**DESCRIZIONE DEL PROBLEMA**
Trascrivi per intero e senza alcuna modifica il commento alla partita tra Virtus e Venezia riportato più sotto.

**BRANO CITATO**
########
  • De Raffaele è da 5 stagioni il capo allenatore di Venezia. Da 9 in casa Reyer. Chapeau.
  • Tutti aspettano Teodosic, ma anche Markovic si lascia guardare: dietro schiena per Weems che mette le cose in chiaro in testa a Bramos.
  • Non un ottimo avvio per la Virtus, confusione in attacco, poche idee in difesa e tante palle perse. Venezia in controllo 13 a 4 a metà primo quarto.
  • 3.25 da giocare nel primo quarto, Virtus sotto 13 con solo 6 punti segnati, Venezia in controllo totale dell’incontro e si dice che pure gli alieni da Moron Mountain vogliono attaccare il paladozza. Serve urgentemente un eroe e chi spunta all’orizzonte? Michael Jordan?? No, no, Milos Teodosic ovviamente.
  • Bruno Cerella era nel cast de “L’ultimo Samurai”.
  • Si vabbè, Teodosic ed il suo primo canestro in Serie A sono un balsamo per l’anima. Come direbbe un avvocato d’annata: “Taleeeeeeento!”
  • Teodosic cambia la partita. Prima la tripla e poi assist per Hunter. 
  • E comunque lo devo dire: ho visto tizi alla quarta pinta con un viso meno trasandato di Teodosic. Piccolo pensiero a margine.
########
**DATI FORNITI**
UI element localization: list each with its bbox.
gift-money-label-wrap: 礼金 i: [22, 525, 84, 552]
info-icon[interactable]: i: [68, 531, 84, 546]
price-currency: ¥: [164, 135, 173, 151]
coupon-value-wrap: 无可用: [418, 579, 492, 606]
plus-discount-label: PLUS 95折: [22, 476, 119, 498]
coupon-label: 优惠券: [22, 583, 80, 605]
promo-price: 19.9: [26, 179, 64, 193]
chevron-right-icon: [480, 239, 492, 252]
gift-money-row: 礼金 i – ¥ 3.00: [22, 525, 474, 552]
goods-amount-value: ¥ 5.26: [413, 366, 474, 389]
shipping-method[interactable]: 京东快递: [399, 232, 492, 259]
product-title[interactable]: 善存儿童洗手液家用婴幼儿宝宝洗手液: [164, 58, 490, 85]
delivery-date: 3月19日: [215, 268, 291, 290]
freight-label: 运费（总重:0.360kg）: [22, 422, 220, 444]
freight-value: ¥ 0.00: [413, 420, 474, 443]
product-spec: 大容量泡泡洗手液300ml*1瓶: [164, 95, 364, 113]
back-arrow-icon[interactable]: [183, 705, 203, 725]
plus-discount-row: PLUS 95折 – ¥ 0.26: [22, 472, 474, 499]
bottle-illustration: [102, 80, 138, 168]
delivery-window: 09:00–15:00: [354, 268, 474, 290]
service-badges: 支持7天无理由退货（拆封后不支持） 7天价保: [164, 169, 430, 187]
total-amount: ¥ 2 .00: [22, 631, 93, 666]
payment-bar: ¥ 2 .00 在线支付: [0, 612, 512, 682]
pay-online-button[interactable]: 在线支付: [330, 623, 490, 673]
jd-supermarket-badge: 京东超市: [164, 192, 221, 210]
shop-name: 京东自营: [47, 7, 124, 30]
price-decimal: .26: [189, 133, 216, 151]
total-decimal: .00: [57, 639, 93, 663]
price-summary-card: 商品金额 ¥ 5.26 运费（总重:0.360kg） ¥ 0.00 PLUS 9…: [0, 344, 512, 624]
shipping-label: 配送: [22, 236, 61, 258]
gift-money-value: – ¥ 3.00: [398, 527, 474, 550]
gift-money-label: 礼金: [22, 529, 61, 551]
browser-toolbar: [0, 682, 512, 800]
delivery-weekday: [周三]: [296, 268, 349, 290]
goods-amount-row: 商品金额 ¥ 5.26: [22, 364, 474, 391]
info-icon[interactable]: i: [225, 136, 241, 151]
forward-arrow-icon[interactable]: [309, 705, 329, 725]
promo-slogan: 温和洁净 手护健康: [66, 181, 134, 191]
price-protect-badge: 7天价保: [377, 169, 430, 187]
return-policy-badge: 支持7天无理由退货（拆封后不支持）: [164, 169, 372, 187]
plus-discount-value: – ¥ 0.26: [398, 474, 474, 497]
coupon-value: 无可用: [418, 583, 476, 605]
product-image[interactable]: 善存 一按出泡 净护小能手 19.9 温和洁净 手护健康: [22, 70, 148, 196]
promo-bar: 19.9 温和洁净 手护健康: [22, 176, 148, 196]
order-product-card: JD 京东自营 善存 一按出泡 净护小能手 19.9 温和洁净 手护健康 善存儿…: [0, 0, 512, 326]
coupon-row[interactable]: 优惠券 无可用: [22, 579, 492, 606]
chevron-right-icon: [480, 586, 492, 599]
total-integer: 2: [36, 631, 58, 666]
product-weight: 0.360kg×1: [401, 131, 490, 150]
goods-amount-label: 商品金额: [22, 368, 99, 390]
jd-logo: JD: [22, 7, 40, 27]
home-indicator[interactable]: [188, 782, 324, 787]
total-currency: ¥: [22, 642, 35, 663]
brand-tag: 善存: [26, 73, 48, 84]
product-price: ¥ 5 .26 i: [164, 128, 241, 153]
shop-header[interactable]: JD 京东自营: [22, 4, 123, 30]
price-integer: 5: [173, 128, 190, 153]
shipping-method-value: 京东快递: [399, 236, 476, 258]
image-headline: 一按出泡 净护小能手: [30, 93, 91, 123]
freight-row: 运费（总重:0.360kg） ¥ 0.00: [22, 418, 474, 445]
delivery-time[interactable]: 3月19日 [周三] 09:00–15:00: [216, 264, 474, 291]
########
**SOLUZIONE**
  • De Raffaele è da 5 stagioni il capo allenatore di Venezia. Da 9 in casa Reyer. Chapeau.
  • Tutti aspettano Teodosic, ma anche Markovic si lascia guardare: dietro schiena per Weems che mette le cose in chiaro in testa a Bramos.
  • Non un ottimo avvio per la Virtus, confusione in attacco, poche idee in difesa e tante palle perse. Venezia in controllo 13 a 4 a metà primo quarto.
  • 3.25 da giocare nel primo quarto, Virtus sotto 13 con solo 6 punti segnati, Venezia in controllo totale dell’incontro e si dice che pure gli alieni da Moron Mountain vogliono attaccare il paladozza. Serve urgentemente un eroe e chi spunta all’orizzonte? Michael Jordan?? No, no, Milos Teodosic ovviamente.
  • Bruno Cerella era nel cast de “L’ultimo Samurai”.
  • Si vabbè, Teodosic ed il suo primo canestro in Serie A sono un balsamo per l’anima. Come direbbe un avvocato d’annata: “Taleeeeeeento!”
  • Teodosic cambia la partita. Prima la tripla e poi assist per Hunter. 
  • E comunque lo devo dire: ho visto tizi alla quarta pinta con un viso meno trasandato di Teodosic. Piccolo pensiero a margine.